WORK REQUIRED: Please pull out every line that includes the string "therefore".

DATA FOR THE TASK:
+---+

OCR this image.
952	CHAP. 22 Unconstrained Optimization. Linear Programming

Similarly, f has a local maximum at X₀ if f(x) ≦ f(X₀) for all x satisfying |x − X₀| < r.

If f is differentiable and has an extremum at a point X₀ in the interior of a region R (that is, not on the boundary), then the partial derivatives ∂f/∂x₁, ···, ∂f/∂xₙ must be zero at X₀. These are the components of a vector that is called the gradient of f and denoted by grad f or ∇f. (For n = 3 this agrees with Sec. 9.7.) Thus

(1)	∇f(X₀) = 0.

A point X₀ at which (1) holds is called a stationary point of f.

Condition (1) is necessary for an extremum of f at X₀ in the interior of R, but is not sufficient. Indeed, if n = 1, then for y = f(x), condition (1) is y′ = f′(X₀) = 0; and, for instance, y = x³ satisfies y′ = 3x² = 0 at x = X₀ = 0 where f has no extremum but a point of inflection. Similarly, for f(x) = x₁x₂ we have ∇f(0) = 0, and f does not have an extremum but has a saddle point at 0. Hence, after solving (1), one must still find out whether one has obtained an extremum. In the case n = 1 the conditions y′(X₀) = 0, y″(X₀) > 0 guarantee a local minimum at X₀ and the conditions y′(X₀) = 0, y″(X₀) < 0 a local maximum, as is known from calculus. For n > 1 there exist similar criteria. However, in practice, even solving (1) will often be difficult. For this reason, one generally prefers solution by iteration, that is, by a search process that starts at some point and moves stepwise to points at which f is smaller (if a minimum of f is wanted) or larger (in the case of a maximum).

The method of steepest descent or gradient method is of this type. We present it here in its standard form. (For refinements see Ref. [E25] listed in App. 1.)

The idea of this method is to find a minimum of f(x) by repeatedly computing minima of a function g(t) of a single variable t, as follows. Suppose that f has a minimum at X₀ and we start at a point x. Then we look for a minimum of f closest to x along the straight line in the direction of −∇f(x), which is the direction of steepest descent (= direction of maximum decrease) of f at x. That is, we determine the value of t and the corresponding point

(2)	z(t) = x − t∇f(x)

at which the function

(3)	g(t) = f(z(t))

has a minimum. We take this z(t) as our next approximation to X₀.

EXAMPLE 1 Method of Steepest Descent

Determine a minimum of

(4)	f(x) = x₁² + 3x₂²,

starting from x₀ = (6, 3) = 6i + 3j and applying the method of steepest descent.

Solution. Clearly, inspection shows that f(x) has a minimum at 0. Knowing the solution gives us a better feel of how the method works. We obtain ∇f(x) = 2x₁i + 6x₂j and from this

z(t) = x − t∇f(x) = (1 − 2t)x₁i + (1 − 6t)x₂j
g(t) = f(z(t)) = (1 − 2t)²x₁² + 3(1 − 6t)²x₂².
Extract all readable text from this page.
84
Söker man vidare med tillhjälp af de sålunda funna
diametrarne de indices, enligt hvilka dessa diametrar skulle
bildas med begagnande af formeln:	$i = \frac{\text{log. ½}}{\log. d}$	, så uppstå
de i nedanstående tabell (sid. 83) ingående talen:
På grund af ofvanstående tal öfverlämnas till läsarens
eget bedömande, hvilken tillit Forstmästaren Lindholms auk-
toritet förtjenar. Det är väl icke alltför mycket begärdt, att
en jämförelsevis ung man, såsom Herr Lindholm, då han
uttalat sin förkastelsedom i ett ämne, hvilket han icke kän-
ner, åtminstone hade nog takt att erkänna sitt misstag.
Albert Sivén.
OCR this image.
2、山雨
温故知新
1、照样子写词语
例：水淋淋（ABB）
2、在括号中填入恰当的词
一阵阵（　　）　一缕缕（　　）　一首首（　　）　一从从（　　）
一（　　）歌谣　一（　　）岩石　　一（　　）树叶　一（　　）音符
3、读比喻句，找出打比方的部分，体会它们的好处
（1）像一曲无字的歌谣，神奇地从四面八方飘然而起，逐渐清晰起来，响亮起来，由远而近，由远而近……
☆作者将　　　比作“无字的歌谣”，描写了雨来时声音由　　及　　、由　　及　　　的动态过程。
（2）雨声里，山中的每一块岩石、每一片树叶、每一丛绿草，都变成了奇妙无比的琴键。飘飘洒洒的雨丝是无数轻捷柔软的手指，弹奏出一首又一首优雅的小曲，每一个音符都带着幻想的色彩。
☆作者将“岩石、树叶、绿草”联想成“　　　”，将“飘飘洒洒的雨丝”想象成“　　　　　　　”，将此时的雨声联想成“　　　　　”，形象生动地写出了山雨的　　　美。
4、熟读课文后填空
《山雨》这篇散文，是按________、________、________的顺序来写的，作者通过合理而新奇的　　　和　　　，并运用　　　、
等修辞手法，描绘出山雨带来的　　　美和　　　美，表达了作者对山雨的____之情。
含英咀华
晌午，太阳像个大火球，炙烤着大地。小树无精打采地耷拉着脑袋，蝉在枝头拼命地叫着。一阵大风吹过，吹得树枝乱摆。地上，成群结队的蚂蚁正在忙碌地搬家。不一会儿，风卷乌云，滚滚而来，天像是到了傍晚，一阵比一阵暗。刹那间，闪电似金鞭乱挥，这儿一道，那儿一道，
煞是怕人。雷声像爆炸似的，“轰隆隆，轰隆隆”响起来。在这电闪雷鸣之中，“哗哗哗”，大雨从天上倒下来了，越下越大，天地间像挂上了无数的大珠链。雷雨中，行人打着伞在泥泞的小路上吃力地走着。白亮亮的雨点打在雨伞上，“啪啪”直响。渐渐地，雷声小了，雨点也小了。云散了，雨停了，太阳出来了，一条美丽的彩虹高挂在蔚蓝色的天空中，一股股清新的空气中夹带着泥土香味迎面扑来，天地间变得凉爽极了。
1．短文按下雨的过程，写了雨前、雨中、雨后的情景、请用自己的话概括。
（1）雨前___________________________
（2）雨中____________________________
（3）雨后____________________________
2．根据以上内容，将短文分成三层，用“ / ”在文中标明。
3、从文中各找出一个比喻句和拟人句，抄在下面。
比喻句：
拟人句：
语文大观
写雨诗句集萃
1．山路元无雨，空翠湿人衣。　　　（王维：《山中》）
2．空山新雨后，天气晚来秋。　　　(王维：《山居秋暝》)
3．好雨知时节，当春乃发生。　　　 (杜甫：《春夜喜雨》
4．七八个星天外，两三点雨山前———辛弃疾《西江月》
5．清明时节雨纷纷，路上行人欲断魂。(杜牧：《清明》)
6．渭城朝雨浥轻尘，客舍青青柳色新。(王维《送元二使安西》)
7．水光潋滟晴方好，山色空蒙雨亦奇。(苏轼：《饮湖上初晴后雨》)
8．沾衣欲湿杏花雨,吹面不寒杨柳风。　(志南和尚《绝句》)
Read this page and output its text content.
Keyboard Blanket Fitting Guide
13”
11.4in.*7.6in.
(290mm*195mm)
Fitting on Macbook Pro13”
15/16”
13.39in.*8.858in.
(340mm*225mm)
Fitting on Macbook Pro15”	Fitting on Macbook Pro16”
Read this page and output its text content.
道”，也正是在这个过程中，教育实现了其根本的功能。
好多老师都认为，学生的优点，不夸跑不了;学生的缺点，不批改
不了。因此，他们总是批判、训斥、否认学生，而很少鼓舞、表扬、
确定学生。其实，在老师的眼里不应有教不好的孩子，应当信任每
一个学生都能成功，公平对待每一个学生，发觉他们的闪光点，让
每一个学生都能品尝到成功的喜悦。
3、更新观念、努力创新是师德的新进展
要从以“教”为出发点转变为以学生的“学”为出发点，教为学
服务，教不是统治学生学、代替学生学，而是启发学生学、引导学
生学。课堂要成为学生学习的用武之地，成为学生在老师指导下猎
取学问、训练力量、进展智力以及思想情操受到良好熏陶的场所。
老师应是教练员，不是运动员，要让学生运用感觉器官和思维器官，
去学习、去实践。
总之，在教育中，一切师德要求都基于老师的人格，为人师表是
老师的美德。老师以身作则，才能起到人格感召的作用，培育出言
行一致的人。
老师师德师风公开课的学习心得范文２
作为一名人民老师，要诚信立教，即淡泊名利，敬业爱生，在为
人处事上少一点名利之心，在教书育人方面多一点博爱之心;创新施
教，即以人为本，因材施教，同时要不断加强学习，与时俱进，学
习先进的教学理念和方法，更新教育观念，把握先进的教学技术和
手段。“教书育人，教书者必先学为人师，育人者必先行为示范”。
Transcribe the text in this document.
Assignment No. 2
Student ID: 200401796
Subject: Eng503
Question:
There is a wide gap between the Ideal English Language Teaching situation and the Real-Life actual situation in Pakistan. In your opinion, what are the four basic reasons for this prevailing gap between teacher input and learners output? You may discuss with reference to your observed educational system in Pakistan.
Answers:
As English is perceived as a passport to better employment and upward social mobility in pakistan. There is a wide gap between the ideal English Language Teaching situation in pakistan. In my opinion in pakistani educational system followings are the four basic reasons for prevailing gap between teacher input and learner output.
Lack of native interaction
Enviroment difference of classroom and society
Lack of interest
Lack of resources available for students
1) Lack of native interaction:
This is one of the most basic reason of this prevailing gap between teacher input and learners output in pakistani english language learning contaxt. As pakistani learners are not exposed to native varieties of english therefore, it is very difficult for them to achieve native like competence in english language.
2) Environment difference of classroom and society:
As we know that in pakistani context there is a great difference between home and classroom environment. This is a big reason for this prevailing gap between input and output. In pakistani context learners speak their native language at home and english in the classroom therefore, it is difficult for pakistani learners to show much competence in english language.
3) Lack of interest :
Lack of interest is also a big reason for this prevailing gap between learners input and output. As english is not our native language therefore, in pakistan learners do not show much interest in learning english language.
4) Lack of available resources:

+---+

SOLUTION TO THIS EXERCISE:
This is one of the most basic reason of this prevailing gap between teacher input and learners output in pakistani english language learning contaxt. As pakistani learners are not exposed to native varieties of english therefore, it is very difficult for them to achieve native like competence in english language.
As we know that in pakistani context there is a great difference between home and classroom environment. This is a big reason for this prevailing gap between input and output. In pakistani context learners speak their native language at home and english in the classroom therefore, it is difficult for pakistani learners to show much competence in english language.
Lack of interest is also a big reason for this prevailing gap between learners input and output. As english is not our native language therefore, in pakistan learners do not show much interest in learning english language.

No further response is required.